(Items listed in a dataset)

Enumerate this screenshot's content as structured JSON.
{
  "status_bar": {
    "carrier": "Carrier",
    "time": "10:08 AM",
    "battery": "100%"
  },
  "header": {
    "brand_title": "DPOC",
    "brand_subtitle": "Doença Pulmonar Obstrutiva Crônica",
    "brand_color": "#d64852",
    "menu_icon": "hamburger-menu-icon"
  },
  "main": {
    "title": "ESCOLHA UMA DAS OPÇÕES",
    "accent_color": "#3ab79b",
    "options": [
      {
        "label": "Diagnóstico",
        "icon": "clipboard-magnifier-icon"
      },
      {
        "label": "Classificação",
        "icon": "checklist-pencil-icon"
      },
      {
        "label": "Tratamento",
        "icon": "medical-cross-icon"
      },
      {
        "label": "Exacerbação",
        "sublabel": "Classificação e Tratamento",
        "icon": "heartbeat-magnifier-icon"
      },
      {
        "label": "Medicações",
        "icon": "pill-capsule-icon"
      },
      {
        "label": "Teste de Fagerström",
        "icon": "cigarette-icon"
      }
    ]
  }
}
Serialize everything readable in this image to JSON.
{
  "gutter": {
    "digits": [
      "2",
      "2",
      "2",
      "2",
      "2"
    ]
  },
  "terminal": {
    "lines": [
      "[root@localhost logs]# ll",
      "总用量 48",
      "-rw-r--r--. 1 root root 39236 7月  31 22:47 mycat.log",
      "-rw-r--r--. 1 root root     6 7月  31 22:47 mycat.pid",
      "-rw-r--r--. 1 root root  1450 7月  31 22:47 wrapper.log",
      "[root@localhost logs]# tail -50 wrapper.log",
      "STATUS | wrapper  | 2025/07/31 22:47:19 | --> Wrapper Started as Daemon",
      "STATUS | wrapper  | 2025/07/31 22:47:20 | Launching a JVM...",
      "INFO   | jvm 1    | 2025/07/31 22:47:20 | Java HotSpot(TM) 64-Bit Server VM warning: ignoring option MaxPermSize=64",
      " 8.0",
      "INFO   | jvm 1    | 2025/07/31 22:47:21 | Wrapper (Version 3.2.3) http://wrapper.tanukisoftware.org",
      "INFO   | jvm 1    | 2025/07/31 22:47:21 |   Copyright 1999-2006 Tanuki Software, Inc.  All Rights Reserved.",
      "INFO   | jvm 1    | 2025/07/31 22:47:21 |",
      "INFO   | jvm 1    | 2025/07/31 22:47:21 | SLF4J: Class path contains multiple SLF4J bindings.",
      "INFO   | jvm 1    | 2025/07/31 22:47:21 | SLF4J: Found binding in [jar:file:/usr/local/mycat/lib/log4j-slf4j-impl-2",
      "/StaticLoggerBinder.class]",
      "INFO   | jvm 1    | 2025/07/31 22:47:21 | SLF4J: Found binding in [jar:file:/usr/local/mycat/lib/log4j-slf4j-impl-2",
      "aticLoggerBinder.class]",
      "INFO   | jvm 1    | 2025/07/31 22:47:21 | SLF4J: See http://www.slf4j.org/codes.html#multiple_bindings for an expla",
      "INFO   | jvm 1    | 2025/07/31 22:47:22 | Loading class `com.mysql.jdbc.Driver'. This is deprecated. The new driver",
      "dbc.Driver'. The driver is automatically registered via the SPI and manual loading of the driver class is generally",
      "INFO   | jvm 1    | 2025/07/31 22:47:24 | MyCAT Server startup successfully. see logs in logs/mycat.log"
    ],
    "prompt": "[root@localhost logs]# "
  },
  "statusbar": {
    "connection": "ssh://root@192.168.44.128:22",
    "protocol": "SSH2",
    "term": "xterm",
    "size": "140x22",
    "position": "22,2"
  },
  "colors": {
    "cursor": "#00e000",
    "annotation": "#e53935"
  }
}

**DESCRIPTION OF THE TASK:** Repeat every entry exactly, please.

**OUTPUT BELOW:**
Enumerate this screenshot's content as structured JSON.
{
  "status_bar": {
    "carrier": "Carrier",
    "time": "10:08 AM",
    "battery": "100%"
  },
  "header": {
    "brand_title": "DPOC",
    "brand_subtitle": "Doença Pulmonar Obstrutiva Crônica",
    "brand_color": "#d64852",
    "menu_icon": "hamburger-menu-icon"
  },
  "main": {
    "title": "ESCOLHA UMA DAS OPÇÕES",
    "accent_color": "#3ab79b",
    "options": [
      {
        "label": "Diagnóstico",
        "icon": "clipboard-magnifier-icon"
      },
      {
        "label": "Classificação",
        "icon": "checklist-pencil-icon"
      },
      {
        "label": "Tratamento",
        "icon": "medical-cross-icon"
      },
      {
        "label": "Exacerbação",
        "sublabel": "Classificação e Tratamento",
        "icon": "heartbeat-magnifier-icon"
      },
      {
        "label": "Medicações",
        "icon": "pill-capsule-icon"
      },
      {
        "label": "Teste de Fagerström",
        "icon": "cigarette-icon"
      }
    ]
  }
}
Serialize everything readable in this image to JSON.
{
  "gutter": {
    "digits": [
      "2",
      "2",
      "2",
      "2",
      "2"
    ]
  },
  "terminal": {
    "lines": [
      "[root@localhost logs]# ll",
      "总用量 48",
      "-rw-r--r--. 1 root root 39236 7月  31 22:47 mycat.log",
      "-rw-r--r--. 1 root root     6 7月  31 22:47 mycat.pid",
      "-rw-r--r--. 1 root root  1450 7月  31 22:47 wrapper.log",
      "[root@localhost logs]# tail -50 wrapper.log",
      "STATUS | wrapper  | 2025/07/31 22:47:19 | --> Wrapper Started as Daemon",
      "STATUS | wrapper  | 2025/07/31 22:47:20 | Launching a JVM...",
      "INFO   | jvm 1    | 2025/07/31 22:47:20 | Java HotSpot(TM) 64-Bit Server VM warning: ignoring option MaxPermSize=64",
      " 8.0",
      "INFO   | jvm 1    | 2025/07/31 22:47:21 | Wrapper (Version 3.2.3) http://wrapper.tanukisoftware.org",
      "INFO   | jvm 1    | 2025/07/31 22:47:21 |   Copyright 1999-2006 Tanuki Software, Inc.  All Rights Reserved.",
      "INFO   | jvm 1    | 2025/07/31 22:47:21 |",
      "INFO   | jvm 1    | 2025/07/31 22:47:21 | SLF4J: Class path contains multiple SLF4J bindings.",
      "INFO   | jvm 1    | 2025/07/31 22:47:21 | SLF4J: Found binding in [jar:file:/usr/local/mycat/lib/log4j-slf4j-impl-2",
      "/StaticLoggerBinder.class]",
      "INFO   | jvm 1    | 2025/07/31 22:47:21 | SLF4J: Found binding in [jar:file:/usr/local/mycat/lib/log4j-slf4j-impl-2",
      "aticLoggerBinder.class]",
      "INFO   | jvm 1    | 2025/07/31 22:47:21 | SLF4J: See http://www.slf4j.org/codes.html#multiple_bindings for an expla",
      "INFO   | jvm 1    | 2025/07/31 22:47:22 | Loading class `com.mysql.jdbc.Driver'. This is deprecated. The new driver",
      "dbc.Driver'. The driver is automatically registered via the SPI and manual loading of the driver class is generally",
      "INFO   | jvm 1    | 2025/07/31 22:47:24 | MyCAT Server startup successfully. see logs in logs/mycat.log"
    ],
    "prompt": "[root@localhost logs]# "
  },
  "statusbar": {
    "connection": "ssh://root@192.168.44.128:22",
    "protocol": "SSH2",
    "term": "xterm",
    "size": "140x22",
    "position": "22,2"
  },
  "colors": {
    "cursor": "#00e000",
    "annotation": "#e53935"
  }
}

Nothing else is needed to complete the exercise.